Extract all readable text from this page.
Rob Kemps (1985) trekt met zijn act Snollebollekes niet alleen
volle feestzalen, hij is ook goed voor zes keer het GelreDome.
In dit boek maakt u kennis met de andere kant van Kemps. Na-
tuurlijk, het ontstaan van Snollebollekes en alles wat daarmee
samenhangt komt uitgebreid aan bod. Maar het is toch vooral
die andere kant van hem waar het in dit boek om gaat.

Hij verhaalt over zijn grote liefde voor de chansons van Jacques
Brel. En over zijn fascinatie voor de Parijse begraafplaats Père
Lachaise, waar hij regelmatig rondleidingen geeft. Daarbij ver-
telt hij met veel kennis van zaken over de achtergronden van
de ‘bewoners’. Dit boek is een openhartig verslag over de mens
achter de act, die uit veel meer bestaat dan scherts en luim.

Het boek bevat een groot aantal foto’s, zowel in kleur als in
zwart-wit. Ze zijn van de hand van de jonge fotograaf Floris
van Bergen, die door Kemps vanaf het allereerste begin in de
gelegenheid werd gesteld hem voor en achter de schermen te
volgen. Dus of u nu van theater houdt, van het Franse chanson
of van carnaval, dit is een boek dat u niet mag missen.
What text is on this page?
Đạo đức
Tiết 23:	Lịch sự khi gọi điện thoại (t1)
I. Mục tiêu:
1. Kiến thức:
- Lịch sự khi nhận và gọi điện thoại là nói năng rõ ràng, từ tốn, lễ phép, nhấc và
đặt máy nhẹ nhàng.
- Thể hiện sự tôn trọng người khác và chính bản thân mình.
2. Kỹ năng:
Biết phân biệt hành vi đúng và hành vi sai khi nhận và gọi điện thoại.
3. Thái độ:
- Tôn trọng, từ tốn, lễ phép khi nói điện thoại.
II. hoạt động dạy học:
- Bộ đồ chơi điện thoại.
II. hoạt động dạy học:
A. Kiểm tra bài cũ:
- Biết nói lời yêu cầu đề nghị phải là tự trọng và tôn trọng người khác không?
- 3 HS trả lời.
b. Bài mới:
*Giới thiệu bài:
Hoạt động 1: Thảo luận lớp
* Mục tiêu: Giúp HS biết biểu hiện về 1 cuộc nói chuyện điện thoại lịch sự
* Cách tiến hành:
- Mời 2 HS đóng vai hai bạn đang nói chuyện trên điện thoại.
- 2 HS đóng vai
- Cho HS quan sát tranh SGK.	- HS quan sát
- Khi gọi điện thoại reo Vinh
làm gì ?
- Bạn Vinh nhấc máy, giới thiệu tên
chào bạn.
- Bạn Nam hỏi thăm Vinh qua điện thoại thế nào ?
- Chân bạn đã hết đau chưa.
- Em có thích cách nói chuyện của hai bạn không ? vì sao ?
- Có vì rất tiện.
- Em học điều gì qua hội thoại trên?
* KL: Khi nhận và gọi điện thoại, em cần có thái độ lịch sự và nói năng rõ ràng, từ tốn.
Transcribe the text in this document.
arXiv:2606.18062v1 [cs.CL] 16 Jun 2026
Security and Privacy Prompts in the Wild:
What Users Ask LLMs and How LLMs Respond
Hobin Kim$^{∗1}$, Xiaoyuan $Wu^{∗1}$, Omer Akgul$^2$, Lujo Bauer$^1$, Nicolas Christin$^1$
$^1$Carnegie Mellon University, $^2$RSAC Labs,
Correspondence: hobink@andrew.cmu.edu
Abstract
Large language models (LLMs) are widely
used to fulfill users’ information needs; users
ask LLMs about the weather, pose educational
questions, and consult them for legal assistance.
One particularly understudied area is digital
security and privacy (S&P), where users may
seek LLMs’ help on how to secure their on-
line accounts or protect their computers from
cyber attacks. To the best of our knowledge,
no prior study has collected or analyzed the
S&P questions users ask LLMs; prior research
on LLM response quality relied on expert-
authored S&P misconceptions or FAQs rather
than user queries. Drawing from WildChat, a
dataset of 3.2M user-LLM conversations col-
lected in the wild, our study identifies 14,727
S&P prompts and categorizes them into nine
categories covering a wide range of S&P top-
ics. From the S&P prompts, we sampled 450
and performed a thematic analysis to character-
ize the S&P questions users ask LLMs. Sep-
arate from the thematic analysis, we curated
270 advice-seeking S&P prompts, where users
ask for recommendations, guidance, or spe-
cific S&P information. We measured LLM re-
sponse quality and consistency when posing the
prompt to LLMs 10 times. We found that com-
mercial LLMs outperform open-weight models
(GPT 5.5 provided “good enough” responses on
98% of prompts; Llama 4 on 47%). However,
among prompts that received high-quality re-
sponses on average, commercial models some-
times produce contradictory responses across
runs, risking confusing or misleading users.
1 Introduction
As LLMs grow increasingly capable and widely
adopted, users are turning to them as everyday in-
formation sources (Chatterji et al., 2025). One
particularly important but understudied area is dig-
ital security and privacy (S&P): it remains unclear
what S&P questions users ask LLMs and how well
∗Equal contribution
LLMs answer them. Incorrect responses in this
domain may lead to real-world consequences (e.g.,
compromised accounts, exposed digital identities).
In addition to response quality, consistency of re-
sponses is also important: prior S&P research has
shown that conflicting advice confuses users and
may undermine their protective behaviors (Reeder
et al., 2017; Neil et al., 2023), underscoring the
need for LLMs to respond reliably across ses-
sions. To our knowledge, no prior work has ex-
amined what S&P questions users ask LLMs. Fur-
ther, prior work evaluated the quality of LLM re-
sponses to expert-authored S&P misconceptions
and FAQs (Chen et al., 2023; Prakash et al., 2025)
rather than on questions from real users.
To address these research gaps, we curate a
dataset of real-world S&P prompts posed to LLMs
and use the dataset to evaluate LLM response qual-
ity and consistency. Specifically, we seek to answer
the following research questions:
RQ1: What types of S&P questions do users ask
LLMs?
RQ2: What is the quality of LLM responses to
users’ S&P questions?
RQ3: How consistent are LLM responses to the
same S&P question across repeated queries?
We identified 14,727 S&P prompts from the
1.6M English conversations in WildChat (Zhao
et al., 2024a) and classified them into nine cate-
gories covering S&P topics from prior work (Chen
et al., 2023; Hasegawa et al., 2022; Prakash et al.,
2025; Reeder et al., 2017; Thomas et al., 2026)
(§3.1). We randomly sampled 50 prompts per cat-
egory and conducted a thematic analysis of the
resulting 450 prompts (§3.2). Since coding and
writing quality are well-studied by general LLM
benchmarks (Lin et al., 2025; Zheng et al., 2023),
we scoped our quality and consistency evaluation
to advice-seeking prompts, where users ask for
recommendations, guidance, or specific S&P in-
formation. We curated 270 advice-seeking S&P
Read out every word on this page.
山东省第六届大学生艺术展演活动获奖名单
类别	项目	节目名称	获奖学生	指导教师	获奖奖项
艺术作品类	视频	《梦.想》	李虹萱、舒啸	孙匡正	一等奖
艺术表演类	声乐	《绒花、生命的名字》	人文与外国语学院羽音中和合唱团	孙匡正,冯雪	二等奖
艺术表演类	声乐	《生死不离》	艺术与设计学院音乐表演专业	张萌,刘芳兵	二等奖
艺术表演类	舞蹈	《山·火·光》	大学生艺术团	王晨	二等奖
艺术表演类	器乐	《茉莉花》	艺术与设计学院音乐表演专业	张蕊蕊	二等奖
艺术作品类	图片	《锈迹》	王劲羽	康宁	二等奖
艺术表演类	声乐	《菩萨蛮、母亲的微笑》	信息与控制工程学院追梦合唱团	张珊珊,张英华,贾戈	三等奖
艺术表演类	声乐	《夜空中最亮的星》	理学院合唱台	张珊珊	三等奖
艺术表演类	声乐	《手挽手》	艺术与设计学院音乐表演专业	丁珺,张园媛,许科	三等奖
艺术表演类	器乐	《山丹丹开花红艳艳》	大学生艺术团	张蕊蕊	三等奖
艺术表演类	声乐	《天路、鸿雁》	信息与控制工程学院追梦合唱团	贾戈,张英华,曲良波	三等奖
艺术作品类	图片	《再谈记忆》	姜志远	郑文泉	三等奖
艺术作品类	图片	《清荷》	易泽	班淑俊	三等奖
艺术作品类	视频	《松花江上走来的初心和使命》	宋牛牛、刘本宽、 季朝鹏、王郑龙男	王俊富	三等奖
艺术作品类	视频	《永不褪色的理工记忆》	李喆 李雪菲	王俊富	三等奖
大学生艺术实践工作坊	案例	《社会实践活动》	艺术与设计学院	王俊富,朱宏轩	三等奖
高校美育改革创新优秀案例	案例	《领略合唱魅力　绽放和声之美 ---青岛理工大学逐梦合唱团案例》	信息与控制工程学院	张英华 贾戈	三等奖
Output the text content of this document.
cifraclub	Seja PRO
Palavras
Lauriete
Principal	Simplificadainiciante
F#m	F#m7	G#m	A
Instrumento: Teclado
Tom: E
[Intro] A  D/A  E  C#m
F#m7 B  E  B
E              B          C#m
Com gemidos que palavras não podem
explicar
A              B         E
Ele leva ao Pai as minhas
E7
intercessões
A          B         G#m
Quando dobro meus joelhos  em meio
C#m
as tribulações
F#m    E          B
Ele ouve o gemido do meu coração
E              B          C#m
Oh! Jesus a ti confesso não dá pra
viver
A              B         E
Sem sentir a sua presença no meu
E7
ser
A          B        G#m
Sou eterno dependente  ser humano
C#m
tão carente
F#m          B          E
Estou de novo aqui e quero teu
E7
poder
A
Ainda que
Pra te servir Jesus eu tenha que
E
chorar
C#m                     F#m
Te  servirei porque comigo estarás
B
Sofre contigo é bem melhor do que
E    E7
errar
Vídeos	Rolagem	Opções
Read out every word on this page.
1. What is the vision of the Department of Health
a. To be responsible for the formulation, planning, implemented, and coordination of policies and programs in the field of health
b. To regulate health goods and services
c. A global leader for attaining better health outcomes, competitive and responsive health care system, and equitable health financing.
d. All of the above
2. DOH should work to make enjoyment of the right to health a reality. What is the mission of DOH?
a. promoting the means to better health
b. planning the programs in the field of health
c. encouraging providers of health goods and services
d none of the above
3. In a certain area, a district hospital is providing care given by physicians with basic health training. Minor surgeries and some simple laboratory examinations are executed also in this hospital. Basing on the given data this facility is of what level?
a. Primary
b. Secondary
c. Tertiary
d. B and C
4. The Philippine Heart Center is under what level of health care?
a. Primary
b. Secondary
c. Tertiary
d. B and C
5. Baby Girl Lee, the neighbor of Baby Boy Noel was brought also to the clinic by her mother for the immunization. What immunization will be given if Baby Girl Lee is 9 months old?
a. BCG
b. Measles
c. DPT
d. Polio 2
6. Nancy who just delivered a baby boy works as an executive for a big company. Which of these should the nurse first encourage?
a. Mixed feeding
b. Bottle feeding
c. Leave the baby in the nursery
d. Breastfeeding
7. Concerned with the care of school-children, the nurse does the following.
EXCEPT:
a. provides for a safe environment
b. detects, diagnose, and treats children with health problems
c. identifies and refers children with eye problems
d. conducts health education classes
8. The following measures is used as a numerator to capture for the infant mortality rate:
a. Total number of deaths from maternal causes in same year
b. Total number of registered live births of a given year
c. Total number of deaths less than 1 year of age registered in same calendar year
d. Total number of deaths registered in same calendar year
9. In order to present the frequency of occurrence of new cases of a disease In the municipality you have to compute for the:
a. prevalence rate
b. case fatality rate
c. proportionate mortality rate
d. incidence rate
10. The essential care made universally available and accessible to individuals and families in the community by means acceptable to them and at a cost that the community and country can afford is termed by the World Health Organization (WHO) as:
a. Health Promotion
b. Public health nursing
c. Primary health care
================
*The problem*.
Locate the string "field" in the listing above and copy every line where it occurs.

*Answer below*.
a. To be responsible for the formulation, planning, implemented, and coordination of policies and programs in the field of health
b. planning the programs in the field of health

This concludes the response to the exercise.